- Dataset entries on figures -
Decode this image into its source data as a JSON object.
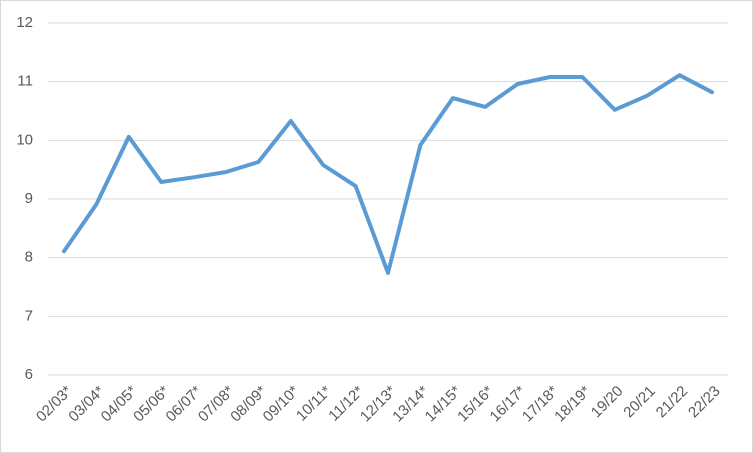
{
  "chart_data": {
    "type": "line",
    "categories": [
      "02/03*",
      "03/04*",
      "04/05*",
      "05/06*",
      "06/07*",
      "07/08*",
      "08/09*",
      "09/10*",
      "10/11*",
      "11/12*",
      "12/13*",
      "13/14*",
      "14/15*",
      "15/16*",
      "16/17*",
      "17/18*",
      "18/19*",
      "19/20",
      "20/21",
      "21/22",
      "22/23"
    ],
    "values": [
      8.11,
      8.91,
      10.06,
      9.29,
      9.37,
      9.46,
      9.63,
      10.33,
      9.58,
      9.22,
      7.74,
      9.92,
      10.72,
      10.57,
      10.96,
      11.08,
      11.08,
      10.52,
      10.76,
      11.11,
      10.82
    ],
    "color": "#5b9bd5",
    "ylim": [
      6,
      12
    ],
    "yticks": [
      6,
      7,
      8,
      9,
      10,
      11,
      12
    ],
    "grid": true
  }
}
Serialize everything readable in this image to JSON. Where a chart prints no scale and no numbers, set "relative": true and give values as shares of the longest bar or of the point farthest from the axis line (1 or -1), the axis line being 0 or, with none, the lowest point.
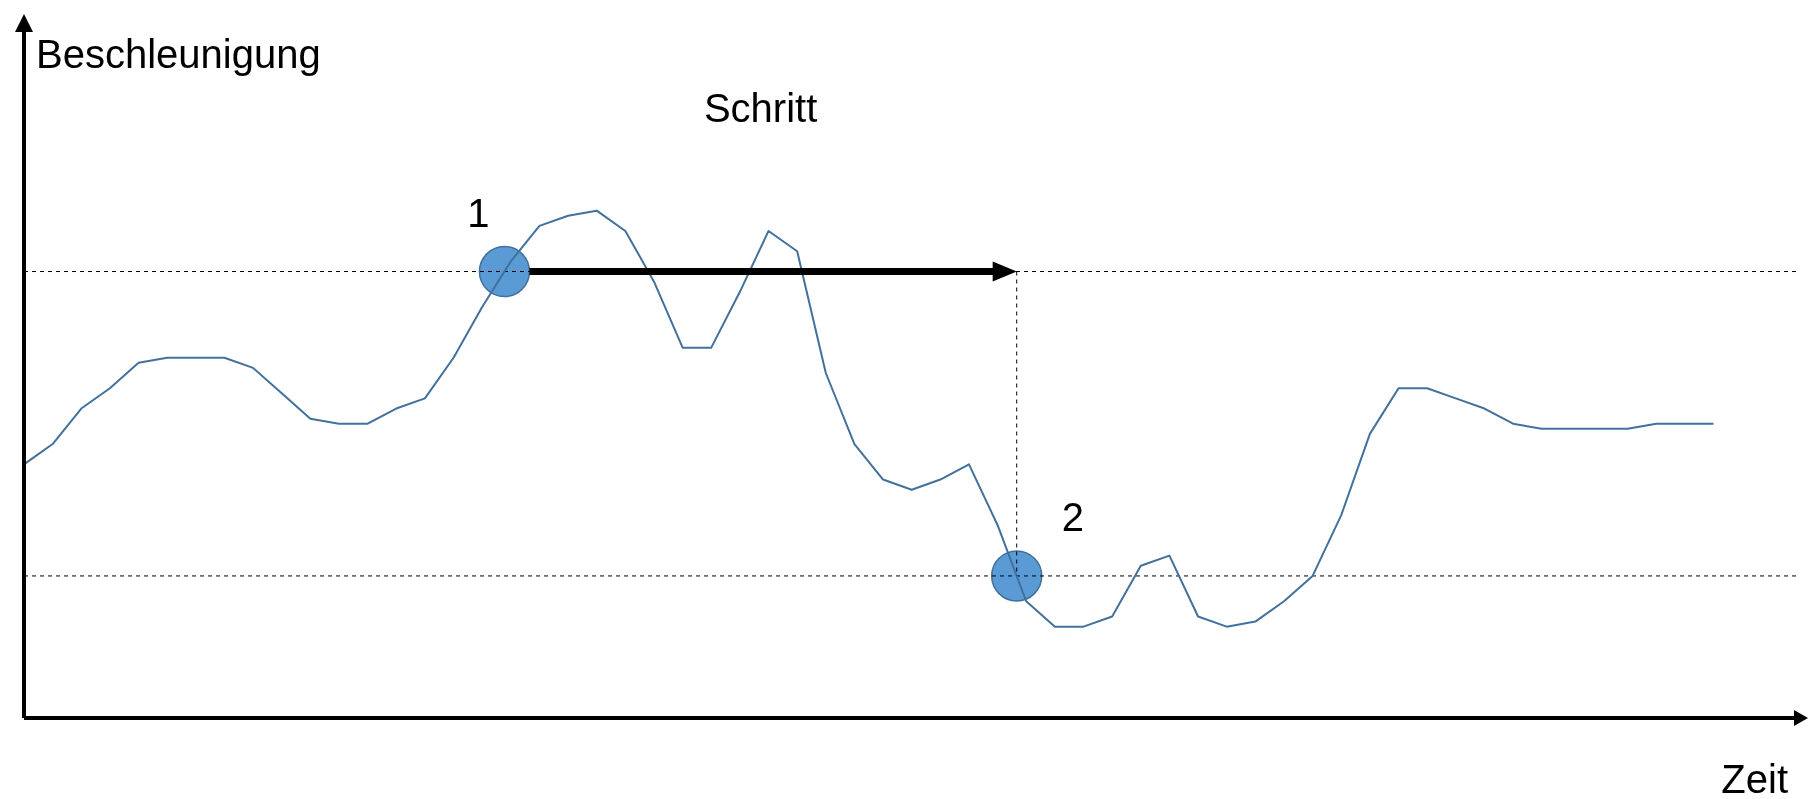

- JOB -
Drop the images and repeat the data exactly.

- SOLUTION TO THE EXERCISE -
Decode this image into its source data as a JSON object.
{
  "chart_data": {
    "type": "line",
    "categories": [
      "02/03*",
      "03/04*",
      "04/05*",
      "05/06*",
      "06/07*",
      "07/08*",
      "08/09*",
      "09/10*",
      "10/11*",
      "11/12*",
      "12/13*",
      "13/14*",
      "14/15*",
      "15/16*",
      "16/17*",
      "17/18*",
      "18/19*",
      "19/20",
      "20/21",
      "21/22",
      "22/23"
    ],
    "values": [
      8.11,
      8.91,
      10.06,
      9.29,
      9.37,
      9.46,
      9.63,
      10.33,
      9.58,
      9.22,
      7.74,
      9.92,
      10.72,
      10.57,
      10.96,
      11.08,
      11.08,
      10.52,
      10.76,
      11.11,
      10.82
    ],
    "color": "#5b9bd5",
    "ylim": [
      6,
      12
    ],
    "yticks": [
      6,
      7,
      8,
      9,
      10,
      11,
      12
    ],
    "grid": true
  }
}
Serialize everything readable in this image to JSON. Where a chart prints no scale and no numbers, set "relative": true and give values as shares of the longest bar or of the point farthest from the axis line (1 or -1), the axis line being 0 or, with none, the lowest point.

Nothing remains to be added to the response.